## JOB
Every entry should be repeated exactly. Omit the pictures.

━━━━━━━━━━━━━━━━━━━━━━━━━━━━━━

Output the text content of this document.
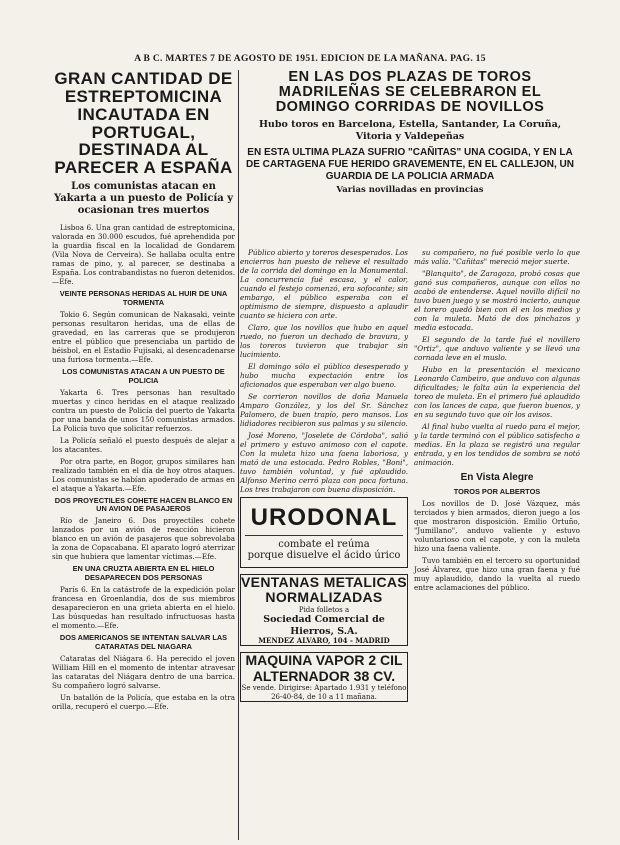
A B C. MARTES 7 DE AGOSTO DE 1951. EDICION DE LA MAÑANA. PAG. 15
GRAN CANTIDAD DE ESTREPTOMICINA INCAUTADA EN PORTUGAL, DESTINADA AL PARECER A ESPAÑA
Los comunistas atacan en Yakarta a un puesto de Policía y ocasionan tres muertos

Lisboa 6. Una gran cantidad de estreptomicina, valorada en 30.000 escudos, fué aprehendida por la guardia fiscal en la localidad de Gondarem (Vila Nova de Cerveira). Se hallaba oculta entre ramas de pino, y, al parecer, se destinaba a España. Los contrabandistas no fueron detenidos.—Efe.

VEINTE PERSONAS HERIDAS AL HUIR DE UNA TORMENTA

Tokio 6. Según comunican de Nakasaki, veinte personas resultaron heridas, una de ellas de gravedad, en las carreras que se produjeron entre el público que presenciaba un partido de béisbol, en el Estadio Fujisaki, al desencadenarse una furiosa tormenta.—Efe.

LOS COMUNISTAS ATACAN A UN PUESTO DE POLICIA

Yakarta 6. Tres personas han resultado muertas y cinco heridas en el ataque realizado contra un puesto de Policía del puerto de Yakarta por una banda de unos 150 comunistas armados. La Policía tuvo que solicitar refuerzos.

La Policía señaló el puesto después de alejar a los atacantes.

Por otra parte, en Bogor, grupos similares han realizado también en el día de hoy otros ataques. Los comunistas se habían apoderado de armas en el ataque a Yakarta.—Efe.

DOS PROYECTILES COHETE HACEN BLANCO EN UN AVION DE PASAJEROS

Río de Janeiro 6. Dos proyectiles cohete lanzados por un avión de reacción hicieron blanco en un avión de pasajeros que sobrevolaba la zona de Copacabana. El aparato logró aterrizar sin que hubiera que lamentar víctimas.—Efe.

EN UNA CRUZTA ABIERTA EN EL HIELO DESAPARECEN DOS PERSONAS

París 6. En la catástrofe de la expedición polar francesa en Groenlandia, dos de sus miembros desaparecieron en una grieta abierta en el hielo. Las búsquedas han resultado infructuosas hasta el momento.—Efe.

DOS AMERICANOS SE INTENTAN SALVAR LAS CATARATAS DEL NIAGARA

Cataratas del Niágara 6. Ha perecido el joven William Hill en el momento de intentar atravesar las cataratas del Niágara dentro de una barrica. Su compañero logró salvarse.

Un batallón de la Policía, que estaba en la otra orilla, recuperó el cuerpo.—Efe.

EN LAS DOS PLAZAS DE TOROS MADRILEÑAS SE CELEBRARON EL DOMINGO CORRIDAS DE NOVILLOS
Hubo toros en Barcelona, Estella, Santander, La Coruña, Vitoria y Valdepeñas
EN ESTA ULTIMA PLAZA SUFRIO "CAÑITAS" UNA COGIDA, Y EN LA DE CARTAGENA FUE HERIDO GRAVEMENTE, EN EL CALLEJON, UN GUARDIA DE LA POLICIA ARMADA
Varias novilladas en provincias

Público abierto y toreros desesperados. Los encierros han puesto de relieve el resultado de la corrida del domingo en la Monumental. La concurrencia fué escasa, y el calor, cuando el festejo comenzó, era sofocante; sin embargo, el público esperaba con el optimismo de siempre, dispuesto a aplaudir cuanto se hiciera con arte.

Claro, que los novillos que hubo en aquel ruedo, no fueron un dechado de bravura, y los toreros tuvieron que trabajar sin lucimiento.

El domingo sólo el público desesperado y hubo mucha expectación entre los aficionados que esperaban ver algo bueno.

Se corrieron novillos de doña Manuela Amparo González, y los del Sr. Sánchez Palomero, de buen trapío, pero mansos. Los lidiadores recibieron sus palmas y su silencio.

José Moreno, "Joselete de Córdoba", salió el primero y estuvo animoso con el capote. Con la muleta hizo una faena laboriosa, y mató de una estocada. Pedro Robles, "Boni", tuvo también voluntad, y fué aplaudido. Alfonso Merino cerró plaza con poca fortuna. Los tres trabajaron con buena disposición.

URODONAL
combate el reúma
porque disuelve el ácido úrico
VENTANAS METALICAS
NORMALIZADAS
Pida folletos a
Sociedad Comercial de Hierros, S.A.
MENDEZ ALVARO, 104 - MADRID
MAQUINA VAPOR 2 CIL
ALTERNADOR 38 CV.
Se vende. Dirigirse: Apartado 1.931 y teléfono 26-40-84, de 10 a 11 mañana.

su compañero, no fué posible verlo lo que más valía. "Cañitas" mereció mejor suerte.

"Blanquito", de Zaragoza, probó cosas que ganó sus compañeros, aunque con ellos no acabó de entenderse. Aquel novillo difícil no tuvo buen juego y se mostró incierto, aunque el torero quedó bien con él en los medios y con la muleta. Mató de dos pinchazos y media estocada.

El segundo de la tarde fué el novillero "Ortiz", que anduvo valiente y se llevó una cornada leve en el muslo.

Hubo en la presentación el mexicano Leonardo Cambeiro, que anduvo con algunas dificultades; le falta aún la experiencia del toreo de muleta. En el primero fué aplaudido con los lances de capa, que fueron buenos, y en su segundo tuvo que oír los avisos.

Al final hubo vuelta al ruedo para el mejor, y la tarde terminó con el público satisfecho a medias. En la plaza se registró una regular entrada, y en los tendidos de sombra se notó animación.

En Vista Alegre
TOROS POR ALBERTOS

Los novillos de D. José Vázquez, más terciados y bien armados, dieron juego a los que mostraron disposición. Emilio Ortuño, "Jumillano", anduvo valiente y estuvo voluntarioso con el capote, y con la muleta hizo una faena valiente.

Tuvo también en el tercero su oportunidad José Álvarez, que hizo una gran faena y fué muy aplaudido, dando la vuelta al ruedo entre aclamaciones del público.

━━━━━━━━━━━━━━━━━━━━━━━━━━━━━━

## REPLY
Output the text content of this document.
A B C. MARTES 7 DE AGOSTO DE 1951. EDICION DE LA MAÑANA. PAG. 15
GRAN CANTIDAD DE ESTREPTOMICINA INCAUTADA EN PORTUGAL, DESTINADA AL PARECER A ESPAÑA
Los comunistas atacan en Yakarta a un puesto de Policía y ocasionan tres muertos

Lisboa 6. Una gran cantidad de estreptomicina, valorada en 30.000 escudos, fué aprehendida por la guardia fiscal en la localidad de Gondarem (Vila Nova de Cerveira). Se hallaba oculta entre ramas de pino, y, al parecer, se destinaba a España. Los contrabandistas no fueron detenidos.—Efe.

VEINTE PERSONAS HERIDAS AL HUIR DE UNA TORMENTA

Tokio 6. Según comunican de Nakasaki, veinte personas resultaron heridas, una de ellas de gravedad, en las carreras que se produjeron entre el público que presenciaba un partido de béisbol, en el Estadio Fujisaki, al desencadenarse una furiosa tormenta.—Efe.

LOS COMUNISTAS ATACAN A UN PUESTO DE POLICIA

Yakarta 6. Tres personas han resultado muertas y cinco heridas en el ataque realizado contra un puesto de Policía del puerto de Yakarta por una banda de unos 150 comunistas armados. La Policía tuvo que solicitar refuerzos.

La Policía señaló el puesto después de alejar a los atacantes.

Por otra parte, en Bogor, grupos similares han realizado también en el día de hoy otros ataques. Los comunistas se habían apoderado de armas en el ataque a Yakarta.—Efe.

DOS PROYECTILES COHETE HACEN BLANCO EN UN AVION DE PASAJEROS

Río de Janeiro 6. Dos proyectiles cohete lanzados por un avión de reacción hicieron blanco en un avión de pasajeros que sobrevolaba la zona de Copacabana. El aparato logró aterrizar sin que hubiera que lamentar víctimas.—Efe.

EN UNA CRUZTA ABIERTA EN EL HIELO DESAPARECEN DOS PERSONAS

París 6. En la catástrofe de la expedición polar francesa en Groenlandia, dos de sus miembros desaparecieron en una grieta abierta en el hielo. Las búsquedas han resultado infructuosas hasta el momento.—Efe.

DOS AMERICANOS SE INTENTAN SALVAR LAS CATARATAS DEL NIAGARA

Cataratas del Niágara 6. Ha perecido el joven William Hill en el momento de intentar atravesar las cataratas del Niágara dentro de una barrica. Su compañero logró salvarse.

Un batallón de la Policía, que estaba en la otra orilla, recuperó el cuerpo.—Efe.

EN LAS DOS PLAZAS DE TOROS MADRILEÑAS SE CELEBRARON EL DOMINGO CORRIDAS DE NOVILLOS
Hubo toros en Barcelona, Estella, Santander, La Coruña, Vitoria y Valdepeñas
EN ESTA ULTIMA PLAZA SUFRIO "CAÑITAS" UNA COGIDA, Y EN LA DE CARTAGENA FUE HERIDO GRAVEMENTE, EN EL CALLEJON, UN GUARDIA DE LA POLICIA ARMADA
Varias novilladas en provincias

Público abierto y toreros desesperados. Los encierros han puesto de relieve el resultado de la corrida del domingo en la Monumental. La concurrencia fué escasa, y el calor, cuando el festejo comenzó, era sofocante; sin embargo, el público esperaba con el optimismo de siempre, dispuesto a aplaudir cuanto se hiciera con arte.

Claro, que los novillos que hubo en aquel ruedo, no fueron un dechado de bravura, y los toreros tuvieron que trabajar sin lucimiento.

El domingo sólo el público desesperado y hubo mucha expectación entre los aficionados que esperaban ver algo bueno.

Se corrieron novillos de doña Manuela Amparo González, y los del Sr. Sánchez Palomero, de buen trapío, pero mansos. Los lidiadores recibieron sus palmas y su silencio.

José Moreno, "Joselete de Córdoba", salió el primero y estuvo animoso con el capote. Con la muleta hizo una faena laboriosa, y mató de una estocada. Pedro Robles, "Boni", tuvo también voluntad, y fué aplaudido. Alfonso Merino cerró plaza con poca fortuna. Los tres trabajaron con buena disposición.

URODONAL
combate el reúma
porque disuelve el ácido úrico
VENTANAS METALICAS
NORMALIZADAS
Pida folletos a
Sociedad Comercial de Hierros, S.A.
MENDEZ ALVARO, 104 - MADRID
MAQUINA VAPOR 2 CIL
ALTERNADOR 38 CV.
Se vende. Dirigirse: Apartado 1.931 y teléfono 26-40-84, de 10 a 11 mañana.

su compañero, no fué posible verlo lo que más valía. "Cañitas" mereció mejor suerte.

"Blanquito", de Zaragoza, probó cosas que ganó sus compañeros, aunque con ellos no acabó de entenderse. Aquel novillo difícil no tuvo buen juego y se mostró incierto, aunque el torero quedó bien con él en los medios y con la muleta. Mató de dos pinchazos y media estocada.

El segundo de la tarde fué el novillero "Ortiz", que anduvo valiente y se llevó una cornada leve en el muslo.

Hubo en la presentación el mexicano Leonardo Cambeiro, que anduvo con algunas dificultades; le falta aún la experiencia del toreo de muleta. En el primero fué aplaudido con los lances de capa, que fueron buenos, y en su segundo tuvo que oír los avisos.

Al final hubo vuelta al ruedo para el mejor, y la tarde terminó con el público satisfecho a medias. En la plaza se registró una regular entrada, y en los tendidos de sombra se notó animación.

En Vista Alegre
TOROS POR ALBERTOS

Los novillos de D. José Vázquez, más terciados y bien armados, dieron juego a los que mostraron disposición. Emilio Ortuño, "Jumillano", anduvo valiente y estuvo voluntarioso con el capote, y con la muleta hizo una faena valiente.

Tuvo también en el tercero su oportunidad José Álvarez, que hizo una gran faena y fué muy aplaudido, dando la vuelta al ruedo entre aclamaciones del público.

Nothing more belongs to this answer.